**THE REQUEST**. Report how many lines below contain the word "Yüzde", and give only that number.

::: DATA TO PROCESS

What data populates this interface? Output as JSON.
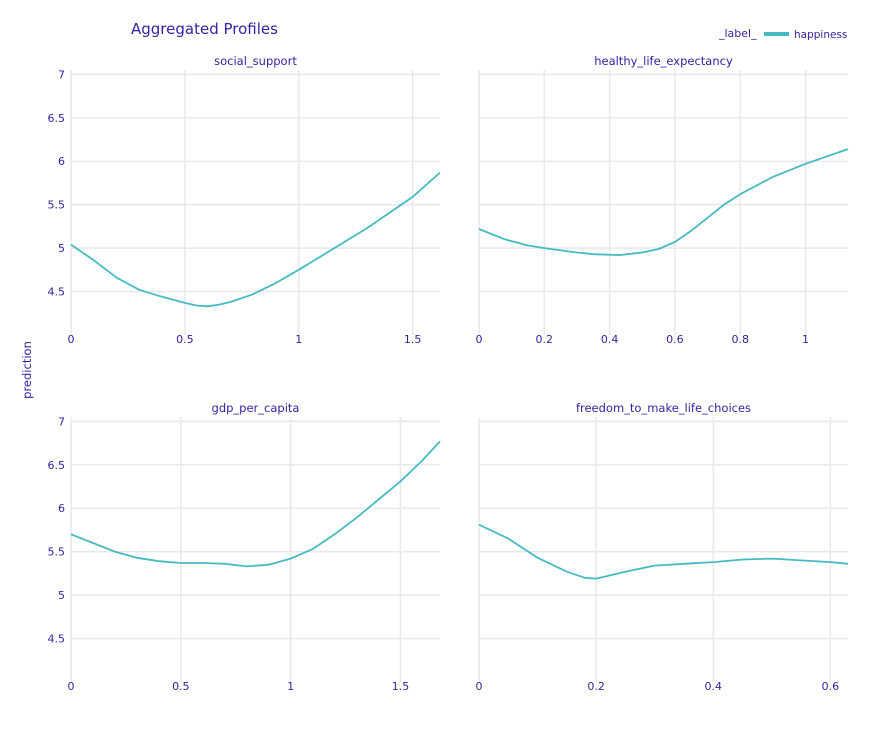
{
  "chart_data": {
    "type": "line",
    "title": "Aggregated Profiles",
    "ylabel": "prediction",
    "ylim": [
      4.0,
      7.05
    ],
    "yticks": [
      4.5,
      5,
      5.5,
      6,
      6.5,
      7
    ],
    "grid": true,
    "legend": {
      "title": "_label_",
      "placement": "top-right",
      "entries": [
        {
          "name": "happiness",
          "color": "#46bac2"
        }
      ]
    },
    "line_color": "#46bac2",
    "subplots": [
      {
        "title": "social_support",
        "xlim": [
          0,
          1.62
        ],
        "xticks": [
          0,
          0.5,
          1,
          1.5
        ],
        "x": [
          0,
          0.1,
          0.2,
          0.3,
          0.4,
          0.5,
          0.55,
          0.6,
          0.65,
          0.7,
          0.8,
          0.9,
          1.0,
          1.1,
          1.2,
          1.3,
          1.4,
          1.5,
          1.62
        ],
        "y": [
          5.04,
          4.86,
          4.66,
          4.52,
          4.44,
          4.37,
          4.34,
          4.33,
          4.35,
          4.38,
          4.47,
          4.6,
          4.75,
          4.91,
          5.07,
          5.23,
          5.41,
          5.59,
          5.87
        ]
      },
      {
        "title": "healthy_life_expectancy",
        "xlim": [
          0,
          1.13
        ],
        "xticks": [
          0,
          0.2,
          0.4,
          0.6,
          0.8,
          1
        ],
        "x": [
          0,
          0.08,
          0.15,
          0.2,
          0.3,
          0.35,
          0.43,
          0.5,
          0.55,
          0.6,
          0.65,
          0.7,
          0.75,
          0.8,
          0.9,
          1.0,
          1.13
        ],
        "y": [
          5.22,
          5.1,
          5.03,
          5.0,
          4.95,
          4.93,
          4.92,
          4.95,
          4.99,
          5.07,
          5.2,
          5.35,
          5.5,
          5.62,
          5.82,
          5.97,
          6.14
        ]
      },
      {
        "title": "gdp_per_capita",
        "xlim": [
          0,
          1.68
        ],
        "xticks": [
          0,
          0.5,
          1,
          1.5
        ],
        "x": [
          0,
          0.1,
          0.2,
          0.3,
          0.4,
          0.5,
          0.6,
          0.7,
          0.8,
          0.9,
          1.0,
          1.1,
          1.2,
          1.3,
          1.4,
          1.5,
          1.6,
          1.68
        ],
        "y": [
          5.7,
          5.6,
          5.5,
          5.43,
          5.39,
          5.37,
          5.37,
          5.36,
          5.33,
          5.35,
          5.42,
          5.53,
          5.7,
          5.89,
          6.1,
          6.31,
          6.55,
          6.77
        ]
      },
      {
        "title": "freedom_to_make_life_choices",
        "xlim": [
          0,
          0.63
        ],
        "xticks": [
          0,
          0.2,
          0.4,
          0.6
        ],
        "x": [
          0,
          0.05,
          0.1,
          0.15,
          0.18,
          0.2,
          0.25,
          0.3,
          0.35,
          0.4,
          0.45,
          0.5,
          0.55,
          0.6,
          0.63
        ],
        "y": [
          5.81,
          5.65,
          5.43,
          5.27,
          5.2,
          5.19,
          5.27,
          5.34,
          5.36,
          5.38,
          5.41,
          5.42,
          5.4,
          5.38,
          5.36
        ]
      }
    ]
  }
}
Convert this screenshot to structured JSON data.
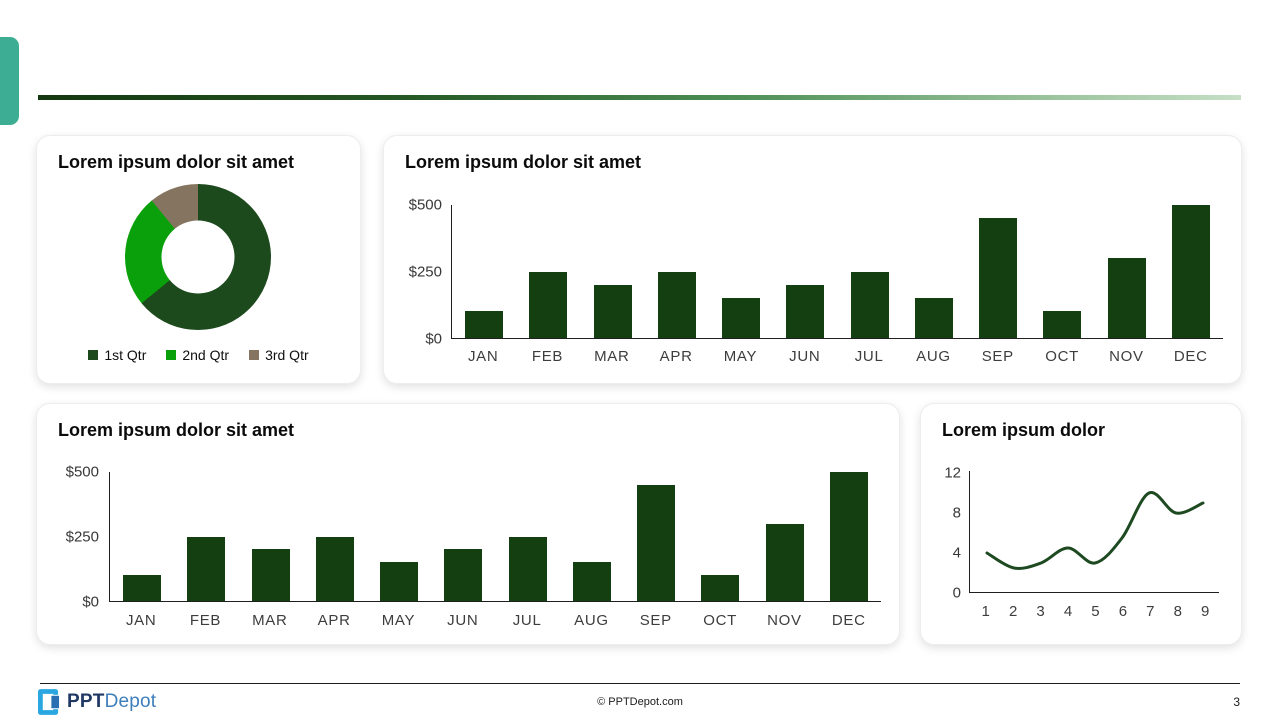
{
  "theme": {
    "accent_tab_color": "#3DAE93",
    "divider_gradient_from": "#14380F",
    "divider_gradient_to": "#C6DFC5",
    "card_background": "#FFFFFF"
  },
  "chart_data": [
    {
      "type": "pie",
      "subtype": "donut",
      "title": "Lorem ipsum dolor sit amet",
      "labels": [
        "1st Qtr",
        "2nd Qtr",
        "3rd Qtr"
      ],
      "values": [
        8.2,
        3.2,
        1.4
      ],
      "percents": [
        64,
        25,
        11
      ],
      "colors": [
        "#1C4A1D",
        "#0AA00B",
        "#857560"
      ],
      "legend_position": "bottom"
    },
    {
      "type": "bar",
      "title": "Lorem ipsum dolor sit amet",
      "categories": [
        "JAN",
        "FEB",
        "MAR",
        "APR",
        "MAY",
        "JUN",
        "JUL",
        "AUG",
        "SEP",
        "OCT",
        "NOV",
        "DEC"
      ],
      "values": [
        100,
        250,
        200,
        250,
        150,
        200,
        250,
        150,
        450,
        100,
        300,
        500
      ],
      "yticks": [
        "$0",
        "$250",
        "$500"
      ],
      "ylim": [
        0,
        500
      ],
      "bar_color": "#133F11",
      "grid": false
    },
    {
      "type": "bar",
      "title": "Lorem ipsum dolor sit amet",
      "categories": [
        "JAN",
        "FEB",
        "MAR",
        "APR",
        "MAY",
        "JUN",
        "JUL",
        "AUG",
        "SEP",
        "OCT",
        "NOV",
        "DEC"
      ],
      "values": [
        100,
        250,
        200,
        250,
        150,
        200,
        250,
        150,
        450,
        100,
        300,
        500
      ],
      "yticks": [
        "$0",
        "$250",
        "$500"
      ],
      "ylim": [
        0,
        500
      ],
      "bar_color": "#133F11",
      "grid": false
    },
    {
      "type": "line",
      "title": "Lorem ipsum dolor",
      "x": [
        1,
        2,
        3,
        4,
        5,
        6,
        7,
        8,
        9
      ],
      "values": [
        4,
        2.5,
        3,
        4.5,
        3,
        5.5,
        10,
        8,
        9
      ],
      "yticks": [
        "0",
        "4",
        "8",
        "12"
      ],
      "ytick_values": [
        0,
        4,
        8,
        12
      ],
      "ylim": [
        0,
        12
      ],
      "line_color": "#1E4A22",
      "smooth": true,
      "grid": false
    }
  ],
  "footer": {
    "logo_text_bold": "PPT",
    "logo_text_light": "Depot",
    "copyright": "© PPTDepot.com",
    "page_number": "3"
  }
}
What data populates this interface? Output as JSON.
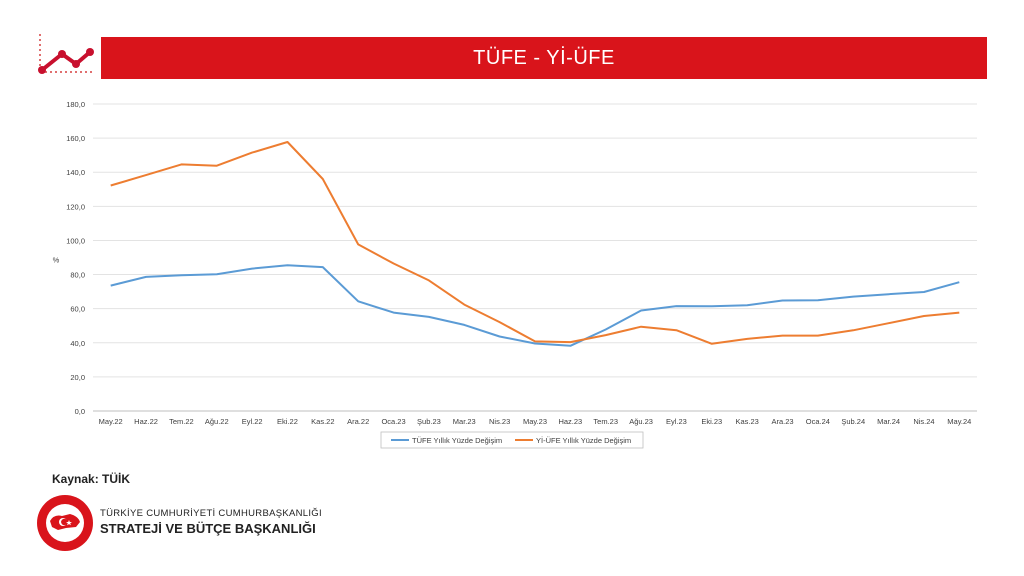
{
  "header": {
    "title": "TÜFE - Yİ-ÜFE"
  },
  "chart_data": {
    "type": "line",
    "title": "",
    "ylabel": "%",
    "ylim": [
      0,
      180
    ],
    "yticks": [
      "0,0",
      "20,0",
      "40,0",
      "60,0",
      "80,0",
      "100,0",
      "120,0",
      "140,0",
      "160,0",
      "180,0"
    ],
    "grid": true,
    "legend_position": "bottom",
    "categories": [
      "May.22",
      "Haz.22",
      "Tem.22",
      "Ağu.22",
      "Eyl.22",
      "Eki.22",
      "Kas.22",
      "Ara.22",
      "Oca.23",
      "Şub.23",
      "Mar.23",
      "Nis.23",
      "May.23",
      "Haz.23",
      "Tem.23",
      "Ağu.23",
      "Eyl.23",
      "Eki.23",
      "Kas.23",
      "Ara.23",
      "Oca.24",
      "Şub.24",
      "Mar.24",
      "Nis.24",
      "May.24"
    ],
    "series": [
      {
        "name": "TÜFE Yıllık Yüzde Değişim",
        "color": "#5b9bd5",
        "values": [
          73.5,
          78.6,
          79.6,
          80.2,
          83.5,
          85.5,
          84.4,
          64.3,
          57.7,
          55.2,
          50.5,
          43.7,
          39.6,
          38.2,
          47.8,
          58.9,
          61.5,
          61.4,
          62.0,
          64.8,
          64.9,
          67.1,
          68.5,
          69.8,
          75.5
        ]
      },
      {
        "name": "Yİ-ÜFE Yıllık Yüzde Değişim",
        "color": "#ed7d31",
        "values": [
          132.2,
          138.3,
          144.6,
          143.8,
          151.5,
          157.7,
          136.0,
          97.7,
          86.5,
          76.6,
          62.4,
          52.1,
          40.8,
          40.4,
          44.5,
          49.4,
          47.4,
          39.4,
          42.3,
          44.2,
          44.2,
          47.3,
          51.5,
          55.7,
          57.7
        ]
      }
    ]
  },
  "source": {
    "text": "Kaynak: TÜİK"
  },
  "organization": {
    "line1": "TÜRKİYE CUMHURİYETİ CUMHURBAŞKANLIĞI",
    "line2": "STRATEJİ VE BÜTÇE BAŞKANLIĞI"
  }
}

::::::

**THE SOLUTION**. 2